Problem to solve>
Give every entry again, word for word and in full.

--- Begin Extracted data ---

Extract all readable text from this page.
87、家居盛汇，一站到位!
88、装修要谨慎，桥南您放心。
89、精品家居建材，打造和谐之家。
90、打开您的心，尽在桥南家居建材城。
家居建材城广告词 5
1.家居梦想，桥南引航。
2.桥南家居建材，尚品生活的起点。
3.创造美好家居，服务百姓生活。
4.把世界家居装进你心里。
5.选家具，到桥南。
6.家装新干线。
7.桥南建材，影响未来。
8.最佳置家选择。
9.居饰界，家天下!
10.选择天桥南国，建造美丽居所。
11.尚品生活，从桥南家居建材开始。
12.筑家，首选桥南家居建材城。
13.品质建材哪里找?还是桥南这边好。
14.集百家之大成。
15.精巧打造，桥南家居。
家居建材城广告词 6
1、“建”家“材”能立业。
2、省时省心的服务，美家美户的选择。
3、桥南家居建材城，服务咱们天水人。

--- End Extracted data ---

Result of the exercise>
Extract all readable text from this page.
87、家居盛汇，一站到位!
88、装修要谨慎，桥南您放心。
89、精品家居建材，打造和谐之家。
90、打开您的心，尽在桥南家居建材城。
家居建材城广告词 5
1.家居梦想，桥南引航。
2.桥南家居建材，尚品生活的起点。
3.创造美好家居，服务百姓生活。
4.把世界家居装进你心里。
5.选家具，到桥南。
6.家装新干线。
7.桥南建材，影响未来。
8.最佳置家选择。
9.居饰界，家天下!
10.选择天桥南国，建造美丽居所。
11.尚品生活，从桥南家居建材开始。
12.筑家，首选桥南家居建材城。
13.品质建材哪里找?还是桥南这边好。
14.集百家之大成。
15.精巧打造，桥南家居。
家居建材城广告词 6
1、“建”家“材”能立业。
2、省时省心的服务，美家美户的选择。
3、桥南家居建材城，服务咱们天水人。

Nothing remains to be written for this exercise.